■ **Records that describe figures**:
--- BEGIN ---
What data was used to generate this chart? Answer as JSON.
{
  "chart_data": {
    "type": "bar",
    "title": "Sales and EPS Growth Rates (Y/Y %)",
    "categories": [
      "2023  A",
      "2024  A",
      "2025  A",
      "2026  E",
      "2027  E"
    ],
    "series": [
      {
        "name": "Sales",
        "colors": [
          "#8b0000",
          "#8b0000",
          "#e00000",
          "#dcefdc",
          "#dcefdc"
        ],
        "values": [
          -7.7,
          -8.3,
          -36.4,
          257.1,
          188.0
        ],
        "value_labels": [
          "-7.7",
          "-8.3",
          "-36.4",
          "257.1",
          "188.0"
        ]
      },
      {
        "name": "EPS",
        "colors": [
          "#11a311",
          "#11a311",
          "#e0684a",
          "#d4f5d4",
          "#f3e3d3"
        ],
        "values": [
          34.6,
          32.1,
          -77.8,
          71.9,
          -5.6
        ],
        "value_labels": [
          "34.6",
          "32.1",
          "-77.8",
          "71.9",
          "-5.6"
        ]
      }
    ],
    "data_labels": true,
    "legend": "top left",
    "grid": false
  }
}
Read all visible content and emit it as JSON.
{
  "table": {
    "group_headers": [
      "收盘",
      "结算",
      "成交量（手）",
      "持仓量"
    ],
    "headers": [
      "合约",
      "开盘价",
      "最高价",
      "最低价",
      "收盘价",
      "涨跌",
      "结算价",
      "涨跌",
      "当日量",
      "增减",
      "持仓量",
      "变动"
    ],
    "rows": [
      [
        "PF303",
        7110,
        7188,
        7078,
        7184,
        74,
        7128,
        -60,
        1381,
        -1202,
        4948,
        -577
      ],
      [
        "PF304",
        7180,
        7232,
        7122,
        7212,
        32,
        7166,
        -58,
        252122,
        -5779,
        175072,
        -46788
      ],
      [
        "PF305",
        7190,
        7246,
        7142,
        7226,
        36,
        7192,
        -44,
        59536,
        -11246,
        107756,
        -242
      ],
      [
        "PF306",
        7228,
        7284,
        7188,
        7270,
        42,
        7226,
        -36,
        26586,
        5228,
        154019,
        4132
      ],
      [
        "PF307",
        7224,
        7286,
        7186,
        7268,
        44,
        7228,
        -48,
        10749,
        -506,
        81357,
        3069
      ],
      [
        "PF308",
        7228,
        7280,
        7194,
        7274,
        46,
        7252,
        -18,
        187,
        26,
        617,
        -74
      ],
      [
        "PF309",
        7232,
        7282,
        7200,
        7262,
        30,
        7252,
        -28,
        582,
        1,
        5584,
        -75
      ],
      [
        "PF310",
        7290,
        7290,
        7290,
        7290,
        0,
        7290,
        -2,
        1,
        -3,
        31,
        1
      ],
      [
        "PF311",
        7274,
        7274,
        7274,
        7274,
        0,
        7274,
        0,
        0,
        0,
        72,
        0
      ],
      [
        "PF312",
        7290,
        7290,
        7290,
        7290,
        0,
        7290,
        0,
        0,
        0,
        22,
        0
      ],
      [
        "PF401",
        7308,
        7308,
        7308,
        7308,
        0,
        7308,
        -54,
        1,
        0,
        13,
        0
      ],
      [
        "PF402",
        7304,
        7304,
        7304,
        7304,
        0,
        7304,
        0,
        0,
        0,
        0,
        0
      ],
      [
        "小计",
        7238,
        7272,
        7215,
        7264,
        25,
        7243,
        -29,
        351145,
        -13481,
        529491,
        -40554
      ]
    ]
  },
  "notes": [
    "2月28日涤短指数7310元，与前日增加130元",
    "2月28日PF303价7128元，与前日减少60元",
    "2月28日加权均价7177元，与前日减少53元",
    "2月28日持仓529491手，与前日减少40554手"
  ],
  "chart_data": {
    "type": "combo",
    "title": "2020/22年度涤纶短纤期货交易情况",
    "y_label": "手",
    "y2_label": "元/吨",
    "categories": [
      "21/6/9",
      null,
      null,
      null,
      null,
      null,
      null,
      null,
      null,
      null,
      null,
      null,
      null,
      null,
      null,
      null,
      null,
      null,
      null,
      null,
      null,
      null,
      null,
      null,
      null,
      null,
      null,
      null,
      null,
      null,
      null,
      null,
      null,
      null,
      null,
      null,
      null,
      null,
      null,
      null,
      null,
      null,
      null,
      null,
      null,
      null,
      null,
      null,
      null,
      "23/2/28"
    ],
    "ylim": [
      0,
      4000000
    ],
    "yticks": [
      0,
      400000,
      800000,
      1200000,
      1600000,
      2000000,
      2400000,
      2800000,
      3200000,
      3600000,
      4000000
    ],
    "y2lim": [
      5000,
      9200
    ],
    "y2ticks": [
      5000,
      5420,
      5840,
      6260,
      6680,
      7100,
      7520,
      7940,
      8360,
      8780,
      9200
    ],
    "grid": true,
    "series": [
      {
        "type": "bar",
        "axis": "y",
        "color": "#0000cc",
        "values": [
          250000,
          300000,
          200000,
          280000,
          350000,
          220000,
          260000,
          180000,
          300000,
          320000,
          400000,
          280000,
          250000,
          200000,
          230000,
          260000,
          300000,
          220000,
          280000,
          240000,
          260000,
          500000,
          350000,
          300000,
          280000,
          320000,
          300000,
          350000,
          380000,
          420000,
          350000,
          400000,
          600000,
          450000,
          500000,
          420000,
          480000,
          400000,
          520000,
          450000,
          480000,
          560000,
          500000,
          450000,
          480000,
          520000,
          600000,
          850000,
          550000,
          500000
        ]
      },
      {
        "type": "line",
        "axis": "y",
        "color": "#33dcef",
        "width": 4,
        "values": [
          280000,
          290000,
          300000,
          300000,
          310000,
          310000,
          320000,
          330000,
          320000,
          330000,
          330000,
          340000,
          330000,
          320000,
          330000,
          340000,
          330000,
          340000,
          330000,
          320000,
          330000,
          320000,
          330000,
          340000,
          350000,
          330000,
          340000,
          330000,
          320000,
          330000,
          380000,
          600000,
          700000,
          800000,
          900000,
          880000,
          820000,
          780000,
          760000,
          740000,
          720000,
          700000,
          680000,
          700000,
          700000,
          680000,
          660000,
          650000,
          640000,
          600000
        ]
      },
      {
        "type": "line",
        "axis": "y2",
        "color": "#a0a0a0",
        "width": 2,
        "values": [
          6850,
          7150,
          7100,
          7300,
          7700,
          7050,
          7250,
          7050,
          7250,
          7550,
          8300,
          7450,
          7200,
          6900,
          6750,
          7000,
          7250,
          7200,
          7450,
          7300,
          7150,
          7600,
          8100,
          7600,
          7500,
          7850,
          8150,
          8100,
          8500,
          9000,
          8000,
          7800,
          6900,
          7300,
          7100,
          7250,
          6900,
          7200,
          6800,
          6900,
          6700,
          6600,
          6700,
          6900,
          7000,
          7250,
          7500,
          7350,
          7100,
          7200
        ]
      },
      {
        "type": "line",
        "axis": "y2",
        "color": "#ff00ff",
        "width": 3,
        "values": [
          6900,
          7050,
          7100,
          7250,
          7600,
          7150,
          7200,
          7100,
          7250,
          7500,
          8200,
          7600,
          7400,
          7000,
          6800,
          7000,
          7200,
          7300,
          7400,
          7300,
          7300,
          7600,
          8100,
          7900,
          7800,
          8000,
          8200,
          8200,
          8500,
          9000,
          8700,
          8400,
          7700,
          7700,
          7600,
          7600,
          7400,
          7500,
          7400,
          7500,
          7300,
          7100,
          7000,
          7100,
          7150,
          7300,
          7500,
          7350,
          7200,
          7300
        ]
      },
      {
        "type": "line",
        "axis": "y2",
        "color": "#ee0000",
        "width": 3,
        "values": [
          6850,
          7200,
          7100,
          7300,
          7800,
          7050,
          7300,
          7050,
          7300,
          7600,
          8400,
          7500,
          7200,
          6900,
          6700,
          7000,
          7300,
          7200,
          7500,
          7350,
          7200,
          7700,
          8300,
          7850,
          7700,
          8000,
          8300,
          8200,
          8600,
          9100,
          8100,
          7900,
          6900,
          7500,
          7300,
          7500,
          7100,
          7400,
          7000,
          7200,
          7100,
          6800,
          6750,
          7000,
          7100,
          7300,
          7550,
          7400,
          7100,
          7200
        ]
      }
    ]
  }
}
--- END ---
■ **Stated exercise**:
Give the number of lines in the records that contain the string "JSON", with no other output.

■ **Answer to the task**:
2